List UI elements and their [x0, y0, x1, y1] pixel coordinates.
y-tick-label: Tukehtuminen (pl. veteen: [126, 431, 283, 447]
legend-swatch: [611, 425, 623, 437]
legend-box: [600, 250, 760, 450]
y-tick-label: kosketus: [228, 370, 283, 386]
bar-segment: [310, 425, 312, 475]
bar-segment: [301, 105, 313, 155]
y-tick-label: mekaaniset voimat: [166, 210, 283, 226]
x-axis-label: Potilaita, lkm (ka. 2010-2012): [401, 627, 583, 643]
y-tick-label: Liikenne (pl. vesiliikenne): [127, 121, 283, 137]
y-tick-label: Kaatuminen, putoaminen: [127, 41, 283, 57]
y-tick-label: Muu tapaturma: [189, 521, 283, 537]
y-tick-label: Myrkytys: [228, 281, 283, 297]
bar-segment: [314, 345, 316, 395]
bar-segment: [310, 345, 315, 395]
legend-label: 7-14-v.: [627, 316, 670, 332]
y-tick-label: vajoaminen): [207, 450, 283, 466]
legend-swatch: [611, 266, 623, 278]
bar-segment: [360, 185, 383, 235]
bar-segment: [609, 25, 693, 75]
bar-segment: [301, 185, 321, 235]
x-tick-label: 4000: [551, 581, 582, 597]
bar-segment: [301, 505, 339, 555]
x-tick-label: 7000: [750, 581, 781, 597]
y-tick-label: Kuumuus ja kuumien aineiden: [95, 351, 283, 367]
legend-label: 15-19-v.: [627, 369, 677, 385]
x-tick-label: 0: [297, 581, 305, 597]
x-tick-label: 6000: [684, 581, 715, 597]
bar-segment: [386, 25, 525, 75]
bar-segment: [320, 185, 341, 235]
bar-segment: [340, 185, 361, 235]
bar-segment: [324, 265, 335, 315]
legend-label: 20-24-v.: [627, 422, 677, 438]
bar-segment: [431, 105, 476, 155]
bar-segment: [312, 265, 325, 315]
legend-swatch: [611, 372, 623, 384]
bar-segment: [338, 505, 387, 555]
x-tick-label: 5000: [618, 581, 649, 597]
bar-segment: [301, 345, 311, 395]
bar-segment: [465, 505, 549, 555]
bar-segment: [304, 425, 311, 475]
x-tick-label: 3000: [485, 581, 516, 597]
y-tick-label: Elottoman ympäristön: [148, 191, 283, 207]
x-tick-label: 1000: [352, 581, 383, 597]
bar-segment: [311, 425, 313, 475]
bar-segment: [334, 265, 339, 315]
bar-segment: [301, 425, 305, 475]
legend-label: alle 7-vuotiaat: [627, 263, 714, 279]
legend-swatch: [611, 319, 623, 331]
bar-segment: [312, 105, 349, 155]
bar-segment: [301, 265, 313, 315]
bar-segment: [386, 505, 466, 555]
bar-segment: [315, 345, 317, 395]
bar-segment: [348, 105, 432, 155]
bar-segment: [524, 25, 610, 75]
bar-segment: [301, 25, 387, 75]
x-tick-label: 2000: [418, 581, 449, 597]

-*-*-

TASK PROMPT:
Please give the data again from its start through the line holding "legend-label: 15-19-v.: [627, 369, 677, 385]", inclusive, changing "bar-segment" to "bar-section" and leaving everything else unchanged.

FINISHED TASK:
List UI elements and their [x0, y0, x1, y1] pixel coordinates.
y-tick-label: Tukehtuminen (pl. veteen: [126, 431, 283, 447]
legend-swatch: [611, 425, 623, 437]
legend-box: [600, 250, 760, 450]
y-tick-label: kosketus: [228, 370, 283, 386]
bar-section: [310, 425, 312, 475]
bar-section: [301, 105, 313, 155]
y-tick-label: mekaaniset voimat: [166, 210, 283, 226]
x-axis-label: Potilaita, lkm (ka. 2010-2012): [401, 627, 583, 643]
y-tick-label: Liikenne (pl. vesiliikenne): [127, 121, 283, 137]
y-tick-label: Kaatuminen, putoaminen: [127, 41, 283, 57]
y-tick-label: Muu tapaturma: [189, 521, 283, 537]
y-tick-label: Myrkytys: [228, 281, 283, 297]
bar-section: [314, 345, 316, 395]
bar-section: [310, 345, 315, 395]
legend-label: 7-14-v.: [627, 316, 670, 332]
y-tick-label: vajoaminen): [207, 450, 283, 466]
legend-swatch: [611, 266, 623, 278]
bar-section: [360, 185, 383, 235]
bar-section: [609, 25, 693, 75]
bar-section: [301, 185, 321, 235]
x-tick-label: 4000: [551, 581, 582, 597]
bar-section: [301, 505, 339, 555]
x-tick-label: 7000: [750, 581, 781, 597]
y-tick-label: Kuumuus ja kuumien aineiden: [95, 351, 283, 367]
legend-label: 15-19-v.: [627, 369, 677, 385]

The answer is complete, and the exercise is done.